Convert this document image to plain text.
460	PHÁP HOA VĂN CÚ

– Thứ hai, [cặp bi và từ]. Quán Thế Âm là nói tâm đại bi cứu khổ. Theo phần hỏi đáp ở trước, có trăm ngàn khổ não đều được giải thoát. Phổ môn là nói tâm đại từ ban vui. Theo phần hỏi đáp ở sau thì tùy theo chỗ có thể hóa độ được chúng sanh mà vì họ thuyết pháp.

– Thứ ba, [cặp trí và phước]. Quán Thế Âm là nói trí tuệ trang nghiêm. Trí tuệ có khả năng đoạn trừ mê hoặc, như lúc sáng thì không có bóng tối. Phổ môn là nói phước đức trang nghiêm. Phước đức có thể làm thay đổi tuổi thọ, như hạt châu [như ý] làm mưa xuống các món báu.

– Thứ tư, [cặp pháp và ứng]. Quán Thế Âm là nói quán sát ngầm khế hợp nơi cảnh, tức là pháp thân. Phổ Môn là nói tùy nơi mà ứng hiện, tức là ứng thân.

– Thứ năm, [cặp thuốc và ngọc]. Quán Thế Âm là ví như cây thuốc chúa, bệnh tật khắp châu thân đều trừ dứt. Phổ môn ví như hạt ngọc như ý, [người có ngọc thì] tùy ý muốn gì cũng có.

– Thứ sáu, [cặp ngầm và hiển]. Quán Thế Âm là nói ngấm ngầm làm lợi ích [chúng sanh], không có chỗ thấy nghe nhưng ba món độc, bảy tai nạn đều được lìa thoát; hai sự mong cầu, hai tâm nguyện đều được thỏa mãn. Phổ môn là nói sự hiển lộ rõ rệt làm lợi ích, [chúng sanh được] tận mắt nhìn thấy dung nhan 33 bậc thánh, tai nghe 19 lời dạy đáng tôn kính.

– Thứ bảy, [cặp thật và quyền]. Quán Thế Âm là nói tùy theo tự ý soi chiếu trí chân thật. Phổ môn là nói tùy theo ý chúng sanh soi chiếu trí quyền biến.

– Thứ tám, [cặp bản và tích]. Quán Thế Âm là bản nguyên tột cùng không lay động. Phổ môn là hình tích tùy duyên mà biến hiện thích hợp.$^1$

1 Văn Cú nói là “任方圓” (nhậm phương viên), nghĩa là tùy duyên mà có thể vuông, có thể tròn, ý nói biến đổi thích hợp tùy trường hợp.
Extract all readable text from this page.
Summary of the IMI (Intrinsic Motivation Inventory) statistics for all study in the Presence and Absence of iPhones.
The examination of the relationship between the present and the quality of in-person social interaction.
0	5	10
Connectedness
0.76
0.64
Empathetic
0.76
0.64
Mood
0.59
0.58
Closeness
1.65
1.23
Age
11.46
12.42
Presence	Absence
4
━━━━━━
* [YOUR OBJECTIVE] Where a line contains "Presence", copy that line.

* [COMPLETE OUTPUT]
Summary of the IMI (Intrinsic Motivation Inventory) statistics for all study in the Presence and Absence of iPhones.
Presence	Absence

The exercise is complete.